(Layout region rows)
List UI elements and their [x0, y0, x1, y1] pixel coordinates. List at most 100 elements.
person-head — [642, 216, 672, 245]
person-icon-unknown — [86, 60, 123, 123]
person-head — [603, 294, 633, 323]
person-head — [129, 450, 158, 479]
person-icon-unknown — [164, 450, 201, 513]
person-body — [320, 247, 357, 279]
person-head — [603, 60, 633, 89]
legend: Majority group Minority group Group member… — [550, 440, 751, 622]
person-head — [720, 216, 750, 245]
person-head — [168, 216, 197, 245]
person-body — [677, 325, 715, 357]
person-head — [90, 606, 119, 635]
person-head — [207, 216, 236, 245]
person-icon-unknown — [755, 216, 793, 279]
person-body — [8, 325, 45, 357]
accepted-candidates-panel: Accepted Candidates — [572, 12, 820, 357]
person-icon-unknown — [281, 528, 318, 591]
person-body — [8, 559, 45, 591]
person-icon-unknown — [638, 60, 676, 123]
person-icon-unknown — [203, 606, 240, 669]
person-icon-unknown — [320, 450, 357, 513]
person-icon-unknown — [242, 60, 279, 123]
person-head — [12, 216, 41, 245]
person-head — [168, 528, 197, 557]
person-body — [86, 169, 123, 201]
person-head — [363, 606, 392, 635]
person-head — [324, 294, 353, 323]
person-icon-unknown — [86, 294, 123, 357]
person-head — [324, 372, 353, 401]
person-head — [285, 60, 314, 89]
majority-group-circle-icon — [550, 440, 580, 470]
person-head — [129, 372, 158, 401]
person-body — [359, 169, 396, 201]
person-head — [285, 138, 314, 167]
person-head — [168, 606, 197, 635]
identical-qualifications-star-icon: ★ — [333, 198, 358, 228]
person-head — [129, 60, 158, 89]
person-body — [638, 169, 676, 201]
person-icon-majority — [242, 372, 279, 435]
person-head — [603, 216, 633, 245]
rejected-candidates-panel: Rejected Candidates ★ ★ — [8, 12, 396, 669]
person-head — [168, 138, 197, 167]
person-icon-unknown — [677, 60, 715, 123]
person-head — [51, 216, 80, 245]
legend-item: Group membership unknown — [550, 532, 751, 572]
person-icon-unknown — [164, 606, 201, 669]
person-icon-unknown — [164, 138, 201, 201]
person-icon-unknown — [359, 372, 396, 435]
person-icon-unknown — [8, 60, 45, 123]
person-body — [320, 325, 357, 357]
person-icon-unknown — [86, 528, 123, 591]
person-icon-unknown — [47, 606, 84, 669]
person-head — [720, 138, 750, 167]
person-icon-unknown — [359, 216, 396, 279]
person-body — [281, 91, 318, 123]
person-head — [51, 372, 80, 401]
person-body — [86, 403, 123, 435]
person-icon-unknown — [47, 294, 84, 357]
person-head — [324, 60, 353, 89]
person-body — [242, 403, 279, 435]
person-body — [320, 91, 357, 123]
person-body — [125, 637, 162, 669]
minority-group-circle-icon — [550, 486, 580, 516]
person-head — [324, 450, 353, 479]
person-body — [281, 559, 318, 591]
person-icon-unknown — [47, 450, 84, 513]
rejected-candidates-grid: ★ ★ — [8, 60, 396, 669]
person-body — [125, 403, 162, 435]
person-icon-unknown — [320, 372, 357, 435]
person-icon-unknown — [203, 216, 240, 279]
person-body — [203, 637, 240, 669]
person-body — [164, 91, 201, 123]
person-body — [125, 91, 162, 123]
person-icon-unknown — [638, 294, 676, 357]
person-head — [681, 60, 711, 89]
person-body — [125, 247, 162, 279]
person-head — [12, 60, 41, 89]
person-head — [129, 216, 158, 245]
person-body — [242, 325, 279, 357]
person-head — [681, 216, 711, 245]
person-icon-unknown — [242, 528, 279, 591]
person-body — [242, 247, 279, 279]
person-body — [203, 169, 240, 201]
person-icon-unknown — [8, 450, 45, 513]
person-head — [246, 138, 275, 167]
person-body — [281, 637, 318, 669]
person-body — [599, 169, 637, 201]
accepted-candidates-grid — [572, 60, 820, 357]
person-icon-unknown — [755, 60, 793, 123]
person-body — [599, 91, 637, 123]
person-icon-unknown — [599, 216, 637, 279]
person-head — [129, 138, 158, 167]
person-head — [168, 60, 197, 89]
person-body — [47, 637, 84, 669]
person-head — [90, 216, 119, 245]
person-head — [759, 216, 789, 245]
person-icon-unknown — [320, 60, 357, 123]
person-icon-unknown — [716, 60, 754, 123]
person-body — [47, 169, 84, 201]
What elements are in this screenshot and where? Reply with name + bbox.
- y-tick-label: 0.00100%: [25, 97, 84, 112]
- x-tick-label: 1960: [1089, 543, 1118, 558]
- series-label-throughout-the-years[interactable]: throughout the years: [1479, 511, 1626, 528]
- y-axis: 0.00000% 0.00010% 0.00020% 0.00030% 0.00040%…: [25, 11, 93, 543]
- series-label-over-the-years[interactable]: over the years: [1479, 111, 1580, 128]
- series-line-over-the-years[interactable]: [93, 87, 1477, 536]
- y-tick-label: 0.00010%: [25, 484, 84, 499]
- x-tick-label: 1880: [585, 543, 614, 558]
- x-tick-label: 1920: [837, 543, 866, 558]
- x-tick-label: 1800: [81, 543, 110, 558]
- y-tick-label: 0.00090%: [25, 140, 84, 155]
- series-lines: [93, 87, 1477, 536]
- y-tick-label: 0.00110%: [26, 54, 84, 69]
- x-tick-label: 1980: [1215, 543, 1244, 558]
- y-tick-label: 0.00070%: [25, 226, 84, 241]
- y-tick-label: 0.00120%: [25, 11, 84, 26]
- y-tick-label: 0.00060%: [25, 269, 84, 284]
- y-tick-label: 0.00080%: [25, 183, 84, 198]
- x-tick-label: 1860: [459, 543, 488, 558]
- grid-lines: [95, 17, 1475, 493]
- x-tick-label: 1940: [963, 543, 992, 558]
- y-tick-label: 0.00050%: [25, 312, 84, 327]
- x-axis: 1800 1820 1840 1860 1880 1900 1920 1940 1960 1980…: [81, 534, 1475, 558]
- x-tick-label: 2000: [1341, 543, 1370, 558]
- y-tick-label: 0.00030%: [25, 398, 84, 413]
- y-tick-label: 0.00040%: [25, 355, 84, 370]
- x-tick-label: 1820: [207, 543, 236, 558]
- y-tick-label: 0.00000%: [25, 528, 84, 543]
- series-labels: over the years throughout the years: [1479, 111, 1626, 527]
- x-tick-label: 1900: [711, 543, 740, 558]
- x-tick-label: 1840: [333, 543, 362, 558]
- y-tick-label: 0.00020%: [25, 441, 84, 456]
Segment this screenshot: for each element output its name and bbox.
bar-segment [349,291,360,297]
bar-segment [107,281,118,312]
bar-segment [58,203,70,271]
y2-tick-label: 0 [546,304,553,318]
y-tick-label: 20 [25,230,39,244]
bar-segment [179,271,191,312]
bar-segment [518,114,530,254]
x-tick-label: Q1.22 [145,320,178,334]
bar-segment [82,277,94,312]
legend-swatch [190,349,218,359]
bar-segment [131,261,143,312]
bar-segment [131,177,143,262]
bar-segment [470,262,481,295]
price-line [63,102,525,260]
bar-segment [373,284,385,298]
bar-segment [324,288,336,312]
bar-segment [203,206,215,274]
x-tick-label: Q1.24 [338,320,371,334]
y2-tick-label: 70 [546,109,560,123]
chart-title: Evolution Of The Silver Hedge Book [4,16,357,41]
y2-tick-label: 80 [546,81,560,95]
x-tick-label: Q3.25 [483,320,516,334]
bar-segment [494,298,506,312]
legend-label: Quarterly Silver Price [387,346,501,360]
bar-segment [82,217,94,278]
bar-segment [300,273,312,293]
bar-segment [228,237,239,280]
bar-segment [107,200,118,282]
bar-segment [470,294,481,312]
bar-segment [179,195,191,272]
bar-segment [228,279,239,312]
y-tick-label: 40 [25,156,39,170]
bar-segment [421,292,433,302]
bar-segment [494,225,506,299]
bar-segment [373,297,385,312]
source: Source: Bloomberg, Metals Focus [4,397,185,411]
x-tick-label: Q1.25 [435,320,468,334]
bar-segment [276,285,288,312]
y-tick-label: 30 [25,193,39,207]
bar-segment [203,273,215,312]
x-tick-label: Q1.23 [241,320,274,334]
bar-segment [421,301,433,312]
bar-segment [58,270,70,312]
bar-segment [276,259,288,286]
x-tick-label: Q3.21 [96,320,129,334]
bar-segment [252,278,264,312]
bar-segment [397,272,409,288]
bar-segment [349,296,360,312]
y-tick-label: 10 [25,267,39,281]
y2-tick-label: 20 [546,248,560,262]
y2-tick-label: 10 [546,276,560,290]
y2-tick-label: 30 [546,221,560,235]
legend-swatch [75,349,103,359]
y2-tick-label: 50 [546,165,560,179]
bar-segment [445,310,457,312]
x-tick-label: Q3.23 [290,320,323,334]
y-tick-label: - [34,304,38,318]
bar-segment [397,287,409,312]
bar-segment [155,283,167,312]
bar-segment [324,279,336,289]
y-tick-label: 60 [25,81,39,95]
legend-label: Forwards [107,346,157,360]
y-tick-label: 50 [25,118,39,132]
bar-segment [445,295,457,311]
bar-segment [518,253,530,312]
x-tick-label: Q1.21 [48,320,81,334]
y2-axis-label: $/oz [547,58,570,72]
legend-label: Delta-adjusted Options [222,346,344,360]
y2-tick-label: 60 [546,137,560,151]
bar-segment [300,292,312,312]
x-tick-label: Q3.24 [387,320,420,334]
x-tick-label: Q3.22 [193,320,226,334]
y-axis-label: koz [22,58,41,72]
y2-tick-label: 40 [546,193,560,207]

## The task
Output the rows without any changes, starting from the first line and ending with the line containing "person-head — [363, 606, 392, 635]", including both of those lines.

## Solution to the exercise
List UI elements and their [x0, y0, x1, y1] pixel coordinates. List at most 100 elements.
person-head — [642, 216, 672, 245]
person-icon-unknown — [86, 60, 123, 123]
person-head — [603, 294, 633, 323]
person-head — [129, 450, 158, 479]
person-icon-unknown — [164, 450, 201, 513]
person-body — [320, 247, 357, 279]
person-head — [603, 60, 633, 89]
legend: Majority group Minority group Group member… — [550, 440, 751, 622]
person-head — [720, 216, 750, 245]
person-head — [168, 216, 197, 245]
person-body — [677, 325, 715, 357]
person-head — [90, 606, 119, 635]
person-head — [207, 216, 236, 245]
person-icon-unknown — [755, 216, 793, 279]
person-body — [8, 325, 45, 357]
accepted-candidates-panel: Accepted Candidates — [572, 12, 820, 357]
person-icon-unknown — [281, 528, 318, 591]
person-body — [8, 559, 45, 591]
person-icon-unknown — [638, 60, 676, 123]
person-icon-unknown — [203, 606, 240, 669]
person-icon-unknown — [320, 450, 357, 513]
person-icon-unknown — [242, 60, 279, 123]
person-head — [12, 216, 41, 245]
person-head — [168, 528, 197, 557]
person-body — [86, 169, 123, 201]
person-head — [363, 606, 392, 635]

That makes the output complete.